* **Aim of the exercise**
All entries below are to be reproduced precisely as they stand, without the pictures.
*** Begin section ***
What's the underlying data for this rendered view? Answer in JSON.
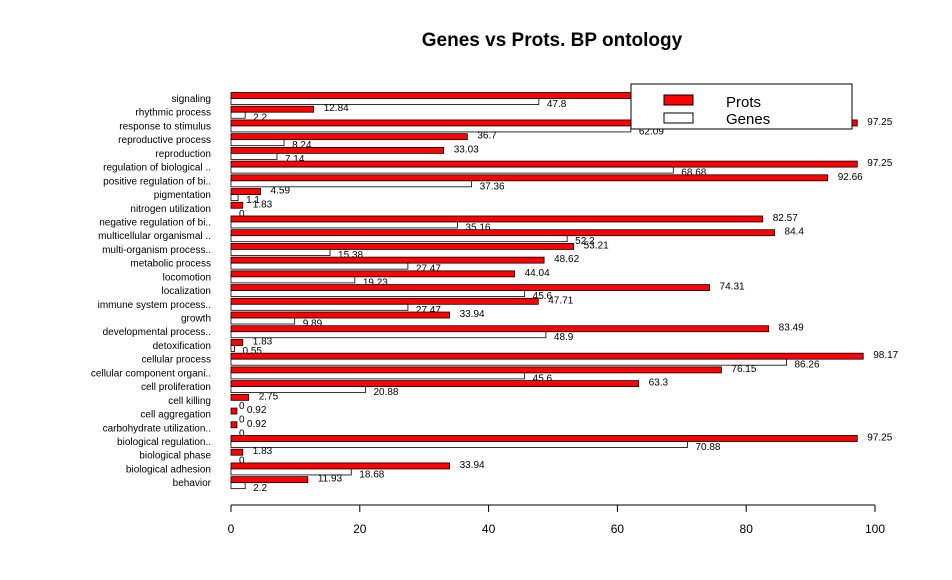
{
  "chart_data": {
    "type": "bar",
    "orientation": "horizontal",
    "title": "Genes vs Prots. BP ontology",
    "xlabel": "",
    "ylabel": "",
    "xlim": [
      0,
      100
    ],
    "x_ticks": [
      0,
      20,
      40,
      60,
      80,
      100
    ],
    "categories": [
      "signaling",
      "rhythmic process",
      "response to stimulus",
      "reproductive process",
      "reproduction",
      "regulation of biological ..",
      "positive regulation of bi..",
      "pigmentation",
      "nitrogen utilization",
      "negative regulation of bi..",
      "multicellular organismal ..",
      "multi-organism process..",
      "metabolic process",
      "locomotion",
      "localization",
      "immune system process..",
      "growth",
      "developmental process..",
      "detoxification",
      "cellular process",
      "cellular component organi..",
      "cell proliferation",
      "cell killing",
      "cell aggregation",
      "carbohydrate utilization..",
      "biological regulation..",
      "biological phase",
      "biological adhesion",
      "behavior"
    ],
    "series": [
      {
        "name": "Prots",
        "color": "#ff0000",
        "values": [
          88.07,
          12.84,
          97.25,
          36.7,
          33.03,
          97.25,
          92.66,
          4.59,
          1.83,
          82.57,
          84.4,
          53.21,
          48.62,
          44.04,
          74.31,
          47.71,
          33.94,
          83.49,
          1.83,
          98.17,
          76.15,
          63.3,
          2.75,
          0.92,
          0.92,
          97.25,
          1.83,
          33.94,
          11.93
        ],
        "labels": [
          "88.07",
          "12.84",
          "97.25",
          "36.7",
          "33.03",
          "97.25",
          "92.66",
          "4.59",
          "1.83",
          "82.57",
          "84.4",
          "53.21",
          "48.62",
          "44.04",
          "74.31",
          "47.71",
          "33.94",
          "83.49",
          "1.83",
          "98.17",
          "76.15",
          "63.3",
          "2.75",
          "0.92",
          "0.92",
          "97.25",
          "1.83",
          "33.94",
          "11.93"
        ]
      },
      {
        "name": "Genes",
        "color": "#ffffff",
        "values": [
          47.8,
          2.2,
          62.09,
          8.24,
          7.14,
          68.68,
          37.36,
          1.1,
          0,
          35.16,
          52.2,
          15.38,
          27.47,
          19.23,
          45.6,
          27.47,
          9.89,
          48.9,
          0.55,
          86.26,
          45.6,
          20.88,
          0,
          0,
          0,
          70.88,
          0,
          18.68,
          2.2
        ],
        "labels": [
          "47.8",
          "2.2",
          "62.09",
          "8.24",
          "7.14",
          "68.68",
          "37.36",
          "1.1",
          "0",
          "35.16",
          "52.2",
          "15.38",
          "27.47",
          "19.23",
          "45.6",
          "27.47",
          "9.89",
          "48.9",
          "0.55",
          "86.26",
          "45.6",
          "20.88",
          "0",
          "0",
          "0",
          "70.88",
          "0",
          "18.68",
          "2.2"
        ]
      }
    ],
    "legend": {
      "placement": "top-right",
      "entries": [
        "Prots",
        "Genes"
      ]
    },
    "grid": false
  }
}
*** End section ***
* **Task answer**
What's the underlying data for this rendered view? Answer in JSON.
{
  "chart_data": {
    "type": "bar",
    "orientation": "horizontal",
    "title": "Genes vs Prots. BP ontology",
    "xlabel": "",
    "ylabel": "",
    "xlim": [
      0,
      100
    ],
    "x_ticks": [
      0,
      20,
      40,
      60,
      80,
      100
    ],
    "categories": [
      "signaling",
      "rhythmic process",
      "response to stimulus",
      "reproductive process",
      "reproduction",
      "regulation of biological ..",
      "positive regulation of bi..",
      "pigmentation",
      "nitrogen utilization",
      "negative regulation of bi..",
      "multicellular organismal ..",
      "multi-organism process..",
      "metabolic process",
      "locomotion",
      "localization",
      "immune system process..",
      "growth",
      "developmental process..",
      "detoxification",
      "cellular process",
      "cellular component organi..",
      "cell proliferation",
      "cell killing",
      "cell aggregation",
      "carbohydrate utilization..",
      "biological regulation..",
      "biological phase",
      "biological adhesion",
      "behavior"
    ],
    "series": [
      {
        "name": "Prots",
        "color": "#ff0000",
        "values": [
          88.07,
          12.84,
          97.25,
          36.7,
          33.03,
          97.25,
          92.66,
          4.59,
          1.83,
          82.57,
          84.4,
          53.21,
          48.62,
          44.04,
          74.31,
          47.71,
          33.94,
          83.49,
          1.83,
          98.17,
          76.15,
          63.3,
          2.75,
          0.92,
          0.92,
          97.25,
          1.83,
          33.94,
          11.93
        ],
        "labels": [
          "88.07",
          "12.84",
          "97.25",
          "36.7",
          "33.03",
          "97.25",
          "92.66",
          "4.59",
          "1.83",
          "82.57",
          "84.4",
          "53.21",
          "48.62",
          "44.04",
          "74.31",
          "47.71",
          "33.94",
          "83.49",
          "1.83",
          "98.17",
          "76.15",
          "63.3",
          "2.75",
          "0.92",
          "0.92",
          "97.25",
          "1.83",
          "33.94",
          "11.93"
        ]
      },
      {
        "name": "Genes",
        "color": "#ffffff",
        "values": [
          47.8,
          2.2,
          62.09,
          8.24,
          7.14,
          68.68,
          37.36,
          1.1,
          0,
          35.16,
          52.2,
          15.38,
          27.47,
          19.23,
          45.6,
          27.47,
          9.89,
          48.9,
          0.55,
          86.26,
          45.6,
          20.88,
          0,
          0,
          0,
          70.88,
          0,
          18.68,
          2.2
        ],
        "labels": [
          "47.8",
          "2.2",
          "62.09",
          "8.24",
          "7.14",
          "68.68",
          "37.36",
          "1.1",
          "0",
          "35.16",
          "52.2",
          "15.38",
          "27.47",
          "19.23",
          "45.6",
          "27.47",
          "9.89",
          "48.9",
          "0.55",
          "86.26",
          "45.6",
          "20.88",
          "0",
          "0",
          "0",
          "70.88",
          "0",
          "18.68",
          "2.2"
        ]
      }
    ],
    "legend": {
      "placement": "top-right",
      "entries": [
        "Prots",
        "Genes"
      ]
    },
    "grid": false
  }
}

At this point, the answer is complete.